** Request **
Repeat, line for line, the entries printed below.

** Records **

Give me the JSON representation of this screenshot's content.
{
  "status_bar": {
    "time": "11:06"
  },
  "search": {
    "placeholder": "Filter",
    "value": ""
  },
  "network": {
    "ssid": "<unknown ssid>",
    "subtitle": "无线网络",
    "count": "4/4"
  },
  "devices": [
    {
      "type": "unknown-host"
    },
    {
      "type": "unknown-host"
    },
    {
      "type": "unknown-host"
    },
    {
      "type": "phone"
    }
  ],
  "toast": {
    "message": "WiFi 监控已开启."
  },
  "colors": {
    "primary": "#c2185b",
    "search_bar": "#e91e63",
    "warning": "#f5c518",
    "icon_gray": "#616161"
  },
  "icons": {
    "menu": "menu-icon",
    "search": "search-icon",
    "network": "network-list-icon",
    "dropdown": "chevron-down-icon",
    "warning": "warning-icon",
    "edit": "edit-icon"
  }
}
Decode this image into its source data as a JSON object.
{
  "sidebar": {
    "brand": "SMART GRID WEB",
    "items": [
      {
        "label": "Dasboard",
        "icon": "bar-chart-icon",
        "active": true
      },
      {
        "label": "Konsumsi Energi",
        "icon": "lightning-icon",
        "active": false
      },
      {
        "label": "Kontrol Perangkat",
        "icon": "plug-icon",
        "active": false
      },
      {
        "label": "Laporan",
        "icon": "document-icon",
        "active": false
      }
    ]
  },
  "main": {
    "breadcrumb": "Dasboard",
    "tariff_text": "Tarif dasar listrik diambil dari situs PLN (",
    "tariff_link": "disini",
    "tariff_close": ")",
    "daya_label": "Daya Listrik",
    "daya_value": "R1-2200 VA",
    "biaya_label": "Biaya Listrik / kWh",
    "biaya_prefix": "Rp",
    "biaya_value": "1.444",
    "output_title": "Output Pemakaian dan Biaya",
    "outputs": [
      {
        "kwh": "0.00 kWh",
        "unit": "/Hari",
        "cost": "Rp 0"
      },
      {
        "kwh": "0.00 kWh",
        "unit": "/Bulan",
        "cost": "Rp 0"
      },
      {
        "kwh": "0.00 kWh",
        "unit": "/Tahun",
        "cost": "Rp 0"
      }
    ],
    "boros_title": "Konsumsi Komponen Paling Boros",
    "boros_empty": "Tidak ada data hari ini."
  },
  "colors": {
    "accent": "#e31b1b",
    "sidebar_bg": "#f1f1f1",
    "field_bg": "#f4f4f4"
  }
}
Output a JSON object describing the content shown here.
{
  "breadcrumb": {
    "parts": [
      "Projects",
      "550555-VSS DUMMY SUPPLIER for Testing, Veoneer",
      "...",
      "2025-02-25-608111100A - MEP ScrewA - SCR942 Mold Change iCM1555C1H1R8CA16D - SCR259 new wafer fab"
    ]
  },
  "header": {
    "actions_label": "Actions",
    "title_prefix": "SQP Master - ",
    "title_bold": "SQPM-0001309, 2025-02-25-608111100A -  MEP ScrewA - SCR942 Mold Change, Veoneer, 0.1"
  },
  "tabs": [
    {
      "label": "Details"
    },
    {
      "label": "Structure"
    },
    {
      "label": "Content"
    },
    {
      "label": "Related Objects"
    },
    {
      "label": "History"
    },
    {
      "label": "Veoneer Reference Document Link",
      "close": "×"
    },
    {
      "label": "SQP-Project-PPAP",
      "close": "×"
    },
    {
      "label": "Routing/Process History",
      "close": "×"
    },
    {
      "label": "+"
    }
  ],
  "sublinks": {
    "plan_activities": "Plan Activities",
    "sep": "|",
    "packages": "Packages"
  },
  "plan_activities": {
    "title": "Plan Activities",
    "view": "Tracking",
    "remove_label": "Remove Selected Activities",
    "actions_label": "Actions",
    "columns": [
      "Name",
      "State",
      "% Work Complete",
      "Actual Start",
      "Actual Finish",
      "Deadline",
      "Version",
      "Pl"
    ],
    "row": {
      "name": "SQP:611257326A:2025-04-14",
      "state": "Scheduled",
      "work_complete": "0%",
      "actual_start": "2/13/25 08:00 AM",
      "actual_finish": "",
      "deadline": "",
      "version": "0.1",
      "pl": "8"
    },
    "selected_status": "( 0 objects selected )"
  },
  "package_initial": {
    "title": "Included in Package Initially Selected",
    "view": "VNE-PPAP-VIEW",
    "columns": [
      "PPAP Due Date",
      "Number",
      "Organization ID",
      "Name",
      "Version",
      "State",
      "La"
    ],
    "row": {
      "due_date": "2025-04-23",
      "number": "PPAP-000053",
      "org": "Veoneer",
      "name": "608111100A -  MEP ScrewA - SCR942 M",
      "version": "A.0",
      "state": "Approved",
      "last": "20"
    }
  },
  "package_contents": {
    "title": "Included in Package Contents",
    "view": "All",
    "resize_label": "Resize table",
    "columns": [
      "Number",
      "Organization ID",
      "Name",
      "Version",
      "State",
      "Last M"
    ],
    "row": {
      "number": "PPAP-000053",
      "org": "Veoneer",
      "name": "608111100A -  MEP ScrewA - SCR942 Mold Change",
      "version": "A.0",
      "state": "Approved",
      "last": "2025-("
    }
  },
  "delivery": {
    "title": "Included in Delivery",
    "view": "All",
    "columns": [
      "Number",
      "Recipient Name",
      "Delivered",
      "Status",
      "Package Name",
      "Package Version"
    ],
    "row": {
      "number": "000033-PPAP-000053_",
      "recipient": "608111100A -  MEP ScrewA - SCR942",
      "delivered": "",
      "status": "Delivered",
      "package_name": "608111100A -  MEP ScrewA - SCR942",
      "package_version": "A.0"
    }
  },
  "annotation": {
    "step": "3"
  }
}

** Full solution **
Give me the JSON representation of this screenshot's content.
{
  "status_bar": {
    "time": "11:06"
  },
  "search": {
    "placeholder": "Filter",
    "value": ""
  },
  "network": {
    "ssid": "<unknown ssid>",
    "subtitle": "无线网络",
    "count": "4/4"
  },
  "devices": [
    {
      "type": "unknown-host"
    },
    {
      "type": "unknown-host"
    },
    {
      "type": "unknown-host"
    },
    {
      "type": "phone"
    }
  ],
  "toast": {
    "message": "WiFi 监控已开启."
  },
  "colors": {
    "primary": "#c2185b",
    "search_bar": "#e91e63",
    "warning": "#f5c518",
    "icon_gray": "#616161"
  },
  "icons": {
    "menu": "menu-icon",
    "search": "search-icon",
    "network": "network-list-icon",
    "dropdown": "chevron-down-icon",
    "warning": "warning-icon",
    "edit": "edit-icon"
  }
}
Decode this image into its source data as a JSON object.
{
  "sidebar": {
    "brand": "SMART GRID WEB",
    "items": [
      {
        "label": "Dasboard",
        "icon": "bar-chart-icon",
        "active": true
      },
      {
        "label": "Konsumsi Energi",
        "icon": "lightning-icon",
        "active": false
      },
      {
        "label": "Kontrol Perangkat",
        "icon": "plug-icon",
        "active": false
      },
      {
        "label": "Laporan",
        "icon": "document-icon",
        "active": false
      }
    ]
  },
  "main": {
    "breadcrumb": "Dasboard",
    "tariff_text": "Tarif dasar listrik diambil dari situs PLN (",
    "tariff_link": "disini",
    "tariff_close": ")",
    "daya_label": "Daya Listrik",
    "daya_value": "R1-2200 VA",
    "biaya_label": "Biaya Listrik / kWh",
    "biaya_prefix": "Rp",
    "biaya_value": "1.444",
    "output_title": "Output Pemakaian dan Biaya",
    "outputs": [
      {
        "kwh": "0.00 kWh",
        "unit": "/Hari",
        "cost": "Rp 0"
      },
      {
        "kwh": "0.00 kWh",
        "unit": "/Bulan",
        "cost": "Rp 0"
      },
      {
        "kwh": "0.00 kWh",
        "unit": "/Tahun",
        "cost": "Rp 0"
      }
    ],
    "boros_title": "Konsumsi Komponen Paling Boros",
    "boros_empty": "Tidak ada data hari ini."
  },
  "colors": {
    "accent": "#e31b1b",
    "sidebar_bg": "#f1f1f1",
    "field_bg": "#f4f4f4"
  }
}
Output a JSON object describing the content shown here.
{
  "breadcrumb": {
    "parts": [
      "Projects",
      "550555-VSS DUMMY SUPPLIER for Testing, Veoneer",
      "...",
      "2025-02-25-608111100A - MEP ScrewA - SCR942 Mold Change iCM1555C1H1R8CA16D - SCR259 new wafer fab"
    ]
  },
  "header": {
    "actions_label": "Actions",
    "title_prefix": "SQP Master - ",
    "title_bold": "SQPM-0001309, 2025-02-25-608111100A -  MEP ScrewA - SCR942 Mold Change, Veoneer, 0.1"
  },
  "tabs": [
    {
      "label": "Details"
    },
    {
      "label": "Structure"
    },
    {
      "label": "Content"
    },
    {
      "label": "Related Objects"
    },
    {
      "label": "History"
    },
    {
      "label": "Veoneer Reference Document Link",
      "close": "×"
    },
    {
      "label": "SQP-Project-PPAP",
      "close": "×"
    },
    {
      "label": "Routing/Process History",
      "close": "×"
    },
    {
      "label": "+"
    }
  ],
  "sublinks": {
    "plan_activities": "Plan Activities",
    "sep": "|",
    "packages": "Packages"
  },
  "plan_activities": {
    "title": "Plan Activities",
    "view": "Tracking",
    "remove_label": "Remove Selected Activities",
    "actions_label": "Actions",
    "columns": [
      "Name",
      "State",
      "% Work Complete",
      "Actual Start",
      "Actual Finish",
      "Deadline",
      "Version",
      "Pl"
    ],
    "row": {
      "name": "SQP:611257326A:2025-04-14",
      "state": "Scheduled",
      "work_complete": "0%",
      "actual_start": "2/13/25 08:00 AM",
      "actual_finish": "",
      "deadline": "",
      "version": "0.1",
      "pl": "8"
    },
    "selected_status": "( 0 objects selected )"
  },
  "package_initial": {
    "title": "Included in Package Initially Selected",
    "view": "VNE-PPAP-VIEW",
    "columns": [
      "PPAP Due Date",
      "Number",
      "Organization ID",
      "Name",
      "Version",
      "State",
      "La"
    ],
    "row": {
      "due_date": "2025-04-23",
      "number": "PPAP-000053",
      "org": "Veoneer",
      "name": "608111100A -  MEP ScrewA - SCR942 M",
      "version": "A.0",
      "state": "Approved",
      "last": "20"
    }
  },
  "package_contents": {
    "title": "Included in Package Contents",
    "view": "All",
    "resize_label": "Resize table",
    "columns": [
      "Number",
      "Organization ID",
      "Name",
      "Version",
      "State",
      "Last M"
    ],
    "row": {
      "number": "PPAP-000053",
      "org": "Veoneer",
      "name": "608111100A -  MEP ScrewA - SCR942 Mold Change",
      "version": "A.0",
      "state": "Approved",
      "last": "2025-("
    }
  },
  "delivery": {
    "title": "Included in Delivery",
    "view": "All",
    "columns": [
      "Number",
      "Recipient Name",
      "Delivered",
      "Status",
      "Package Name",
      "Package Version"
    ],
    "row": {
      "number": "000033-PPAP-000053_",
      "recipient": "608111100A -  MEP ScrewA - SCR942",
      "delivered": "",
      "status": "Delivered",
      "package_name": "608111100A -  MEP ScrewA - SCR942",
      "package_version": "A.0"
    }
  },
  "annotation": {
    "step": "3"
  }
}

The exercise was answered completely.